Copy out each line in the material below that has the word "Cuisines".

□ □ □ □ □

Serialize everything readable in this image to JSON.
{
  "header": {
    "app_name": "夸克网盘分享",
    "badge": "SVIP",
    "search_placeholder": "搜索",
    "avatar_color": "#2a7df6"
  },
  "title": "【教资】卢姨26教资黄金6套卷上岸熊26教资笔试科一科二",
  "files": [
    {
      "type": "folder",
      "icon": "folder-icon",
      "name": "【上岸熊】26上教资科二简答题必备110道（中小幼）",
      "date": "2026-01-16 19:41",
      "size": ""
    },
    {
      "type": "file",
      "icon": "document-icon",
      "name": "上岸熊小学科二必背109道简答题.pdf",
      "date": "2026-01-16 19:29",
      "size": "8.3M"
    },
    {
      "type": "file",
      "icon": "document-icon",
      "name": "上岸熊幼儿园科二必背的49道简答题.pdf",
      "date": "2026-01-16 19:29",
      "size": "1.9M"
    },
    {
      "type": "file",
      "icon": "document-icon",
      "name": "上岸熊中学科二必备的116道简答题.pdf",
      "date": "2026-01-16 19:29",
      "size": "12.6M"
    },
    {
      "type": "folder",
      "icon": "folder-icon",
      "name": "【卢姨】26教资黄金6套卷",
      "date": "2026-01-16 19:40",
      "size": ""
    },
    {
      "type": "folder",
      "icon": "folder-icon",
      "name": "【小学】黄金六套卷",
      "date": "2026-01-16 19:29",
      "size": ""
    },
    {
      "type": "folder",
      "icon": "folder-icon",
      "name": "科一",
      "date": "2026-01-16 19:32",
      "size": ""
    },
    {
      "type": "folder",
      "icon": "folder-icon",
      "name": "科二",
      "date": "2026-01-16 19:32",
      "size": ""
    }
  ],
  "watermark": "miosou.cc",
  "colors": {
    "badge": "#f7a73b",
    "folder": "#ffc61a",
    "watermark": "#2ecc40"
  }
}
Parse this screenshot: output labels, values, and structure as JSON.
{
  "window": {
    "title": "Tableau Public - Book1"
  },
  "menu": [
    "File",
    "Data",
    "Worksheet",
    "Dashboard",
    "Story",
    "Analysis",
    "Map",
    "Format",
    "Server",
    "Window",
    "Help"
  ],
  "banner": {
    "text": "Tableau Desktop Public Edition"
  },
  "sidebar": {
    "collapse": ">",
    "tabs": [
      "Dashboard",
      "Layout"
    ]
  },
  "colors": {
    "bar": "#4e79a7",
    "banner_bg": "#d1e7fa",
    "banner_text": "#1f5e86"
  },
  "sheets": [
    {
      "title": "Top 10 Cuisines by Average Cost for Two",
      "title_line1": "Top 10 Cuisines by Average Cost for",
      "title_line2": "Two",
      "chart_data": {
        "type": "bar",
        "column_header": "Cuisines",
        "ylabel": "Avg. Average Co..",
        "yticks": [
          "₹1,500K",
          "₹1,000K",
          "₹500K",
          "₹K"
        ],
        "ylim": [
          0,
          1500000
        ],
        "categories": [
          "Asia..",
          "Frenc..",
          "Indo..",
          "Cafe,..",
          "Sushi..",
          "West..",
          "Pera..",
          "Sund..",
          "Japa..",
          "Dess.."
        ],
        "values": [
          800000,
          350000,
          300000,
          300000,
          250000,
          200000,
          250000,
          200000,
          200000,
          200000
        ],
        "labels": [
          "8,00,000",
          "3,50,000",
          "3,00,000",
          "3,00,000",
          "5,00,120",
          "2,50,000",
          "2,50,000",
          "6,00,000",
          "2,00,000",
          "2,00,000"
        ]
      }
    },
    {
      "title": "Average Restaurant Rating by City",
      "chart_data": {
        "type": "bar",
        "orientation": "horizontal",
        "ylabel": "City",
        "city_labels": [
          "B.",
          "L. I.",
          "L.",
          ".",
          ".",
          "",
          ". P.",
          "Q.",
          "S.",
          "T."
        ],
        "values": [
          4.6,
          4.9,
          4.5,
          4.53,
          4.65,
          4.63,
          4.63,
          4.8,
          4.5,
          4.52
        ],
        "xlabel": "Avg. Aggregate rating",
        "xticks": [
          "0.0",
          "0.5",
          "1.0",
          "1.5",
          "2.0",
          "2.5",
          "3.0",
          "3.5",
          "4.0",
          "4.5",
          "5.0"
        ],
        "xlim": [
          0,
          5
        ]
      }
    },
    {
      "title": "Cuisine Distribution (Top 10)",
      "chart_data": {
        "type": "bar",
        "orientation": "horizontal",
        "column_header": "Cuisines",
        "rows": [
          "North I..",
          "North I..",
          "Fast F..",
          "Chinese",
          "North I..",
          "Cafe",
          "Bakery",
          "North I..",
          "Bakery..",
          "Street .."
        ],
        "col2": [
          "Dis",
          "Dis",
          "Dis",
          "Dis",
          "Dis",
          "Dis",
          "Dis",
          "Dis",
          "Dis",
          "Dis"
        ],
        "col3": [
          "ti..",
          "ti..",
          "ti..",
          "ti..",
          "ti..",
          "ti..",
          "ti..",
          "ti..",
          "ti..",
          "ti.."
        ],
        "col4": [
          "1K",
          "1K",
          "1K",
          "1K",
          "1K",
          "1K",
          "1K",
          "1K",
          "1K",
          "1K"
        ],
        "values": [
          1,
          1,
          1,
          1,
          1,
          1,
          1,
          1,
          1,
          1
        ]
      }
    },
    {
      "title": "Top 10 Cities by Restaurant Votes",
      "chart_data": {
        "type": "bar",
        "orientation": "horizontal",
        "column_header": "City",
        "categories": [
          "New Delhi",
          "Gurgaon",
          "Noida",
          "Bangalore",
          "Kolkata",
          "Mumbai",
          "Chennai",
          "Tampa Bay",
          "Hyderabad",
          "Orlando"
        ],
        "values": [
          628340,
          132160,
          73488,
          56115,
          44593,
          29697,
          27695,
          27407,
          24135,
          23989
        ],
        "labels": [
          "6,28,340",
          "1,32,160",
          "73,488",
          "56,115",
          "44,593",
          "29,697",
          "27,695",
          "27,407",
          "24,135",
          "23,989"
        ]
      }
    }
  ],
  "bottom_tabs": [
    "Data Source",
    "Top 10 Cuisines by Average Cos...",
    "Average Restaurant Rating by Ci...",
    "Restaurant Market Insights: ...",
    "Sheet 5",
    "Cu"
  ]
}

□ □ □ □ □

- Finished exercise
      "title": "Top 10 Cuisines by Average Cost for Two",
      "title_line1": "Top 10 Cuisines by Average Cost for",
        "column_header": "Cuisines",
        "column_header": "Cuisines",
    "Top 10 Cuisines by Average Cos...",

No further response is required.